**DO THIS**
Write out every entry exactly as it appears.

(Records contained in a dataset)
········

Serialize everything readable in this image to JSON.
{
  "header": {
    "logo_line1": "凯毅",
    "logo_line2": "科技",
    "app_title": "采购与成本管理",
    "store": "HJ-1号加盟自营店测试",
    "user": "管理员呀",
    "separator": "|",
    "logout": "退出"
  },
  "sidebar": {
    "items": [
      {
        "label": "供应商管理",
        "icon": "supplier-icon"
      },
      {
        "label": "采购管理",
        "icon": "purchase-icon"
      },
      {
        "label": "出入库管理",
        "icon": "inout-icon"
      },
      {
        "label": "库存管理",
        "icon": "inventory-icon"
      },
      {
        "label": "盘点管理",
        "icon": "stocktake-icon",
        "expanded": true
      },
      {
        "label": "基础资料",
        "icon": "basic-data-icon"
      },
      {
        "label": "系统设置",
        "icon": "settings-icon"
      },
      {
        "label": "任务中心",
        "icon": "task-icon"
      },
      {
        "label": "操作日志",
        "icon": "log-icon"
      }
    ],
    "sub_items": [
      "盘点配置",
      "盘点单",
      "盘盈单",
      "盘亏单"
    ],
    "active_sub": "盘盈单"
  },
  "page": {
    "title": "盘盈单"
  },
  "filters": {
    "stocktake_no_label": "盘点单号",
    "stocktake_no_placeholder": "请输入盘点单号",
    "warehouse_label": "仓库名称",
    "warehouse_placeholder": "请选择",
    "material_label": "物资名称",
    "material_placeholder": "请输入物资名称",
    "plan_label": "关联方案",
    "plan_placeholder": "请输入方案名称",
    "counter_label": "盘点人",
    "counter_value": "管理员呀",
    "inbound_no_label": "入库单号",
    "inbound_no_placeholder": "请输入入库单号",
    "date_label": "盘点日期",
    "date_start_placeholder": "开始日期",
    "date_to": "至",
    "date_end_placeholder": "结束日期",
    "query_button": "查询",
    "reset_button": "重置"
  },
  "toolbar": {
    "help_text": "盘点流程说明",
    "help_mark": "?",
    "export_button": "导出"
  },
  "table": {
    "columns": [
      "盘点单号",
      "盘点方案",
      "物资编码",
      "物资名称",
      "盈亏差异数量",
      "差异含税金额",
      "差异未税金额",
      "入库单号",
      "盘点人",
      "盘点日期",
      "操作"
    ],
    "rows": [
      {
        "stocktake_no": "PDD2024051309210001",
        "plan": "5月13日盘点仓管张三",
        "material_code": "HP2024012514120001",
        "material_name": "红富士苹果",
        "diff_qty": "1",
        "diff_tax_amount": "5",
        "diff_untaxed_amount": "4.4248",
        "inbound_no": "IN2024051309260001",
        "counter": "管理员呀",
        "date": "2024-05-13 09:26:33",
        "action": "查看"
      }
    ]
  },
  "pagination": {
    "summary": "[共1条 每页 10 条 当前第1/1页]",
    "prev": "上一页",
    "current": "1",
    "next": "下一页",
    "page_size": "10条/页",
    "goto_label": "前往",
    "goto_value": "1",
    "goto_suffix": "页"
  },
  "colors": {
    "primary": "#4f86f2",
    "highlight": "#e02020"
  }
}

········

**EXERCISE ANSWER**
Serialize everything readable in this image to JSON.
{
  "header": {
    "logo_line1": "凯毅",
    "logo_line2": "科技",
    "app_title": "采购与成本管理",
    "store": "HJ-1号加盟自营店测试",
    "user": "管理员呀",
    "separator": "|",
    "logout": "退出"
  },
  "sidebar": {
    "items": [
      {
        "label": "供应商管理",
        "icon": "supplier-icon"
      },
      {
        "label": "采购管理",
        "icon": "purchase-icon"
      },
      {
        "label": "出入库管理",
        "icon": "inout-icon"
      },
      {
        "label": "库存管理",
        "icon": "inventory-icon"
      },
      {
        "label": "盘点管理",
        "icon": "stocktake-icon",
        "expanded": true
      },
      {
        "label": "基础资料",
        "icon": "basic-data-icon"
      },
      {
        "label": "系统设置",
        "icon": "settings-icon"
      },
      {
        "label": "任务中心",
        "icon": "task-icon"
      },
      {
        "label": "操作日志",
        "icon": "log-icon"
      }
    ],
    "sub_items": [
      "盘点配置",
      "盘点单",
      "盘盈单",
      "盘亏单"
    ],
    "active_sub": "盘盈单"
  },
  "page": {
    "title": "盘盈单"
  },
  "filters": {
    "stocktake_no_label": "盘点单号",
    "stocktake_no_placeholder": "请输入盘点单号",
    "warehouse_label": "仓库名称",
    "warehouse_placeholder": "请选择",
    "material_label": "物资名称",
    "material_placeholder": "请输入物资名称",
    "plan_label": "关联方案",
    "plan_placeholder": "请输入方案名称",
    "counter_label": "盘点人",
    "counter_value": "管理员呀",
    "inbound_no_label": "入库单号",
    "inbound_no_placeholder": "请输入入库单号",
    "date_label": "盘点日期",
    "date_start_placeholder": "开始日期",
    "date_to": "至",
    "date_end_placeholder": "结束日期",
    "query_button": "查询",
    "reset_button": "重置"
  },
  "toolbar": {
    "help_text": "盘点流程说明",
    "help_mark": "?",
    "export_button": "导出"
  },
  "table": {
    "columns": [
      "盘点单号",
      "盘点方案",
      "物资编码",
      "物资名称",
      "盈亏差异数量",
      "差异含税金额",
      "差异未税金额",
      "入库单号",
      "盘点人",
      "盘点日期",
      "操作"
    ],
    "rows": [
      {
        "stocktake_no": "PDD2024051309210001",
        "plan": "5月13日盘点仓管张三",
        "material_code": "HP2024012514120001",
        "material_name": "红富士苹果",
        "diff_qty": "1",
        "diff_tax_amount": "5",
        "diff_untaxed_amount": "4.4248",
        "inbound_no": "IN2024051309260001",
        "counter": "管理员呀",
        "date": "2024-05-13 09:26:33",
        "action": "查看"
      }
    ]
  },
  "pagination": {
    "summary": "[共1条 每页 10 条 当前第1/1页]",
    "prev": "上一页",
    "current": "1",
    "next": "下一页",
    "page_size": "10条/页",
    "goto_label": "前往",
    "goto_value": "1",
    "goto_suffix": "页"
  },
  "colors": {
    "primary": "#4f86f2",
    "highlight": "#e02020"
  }
}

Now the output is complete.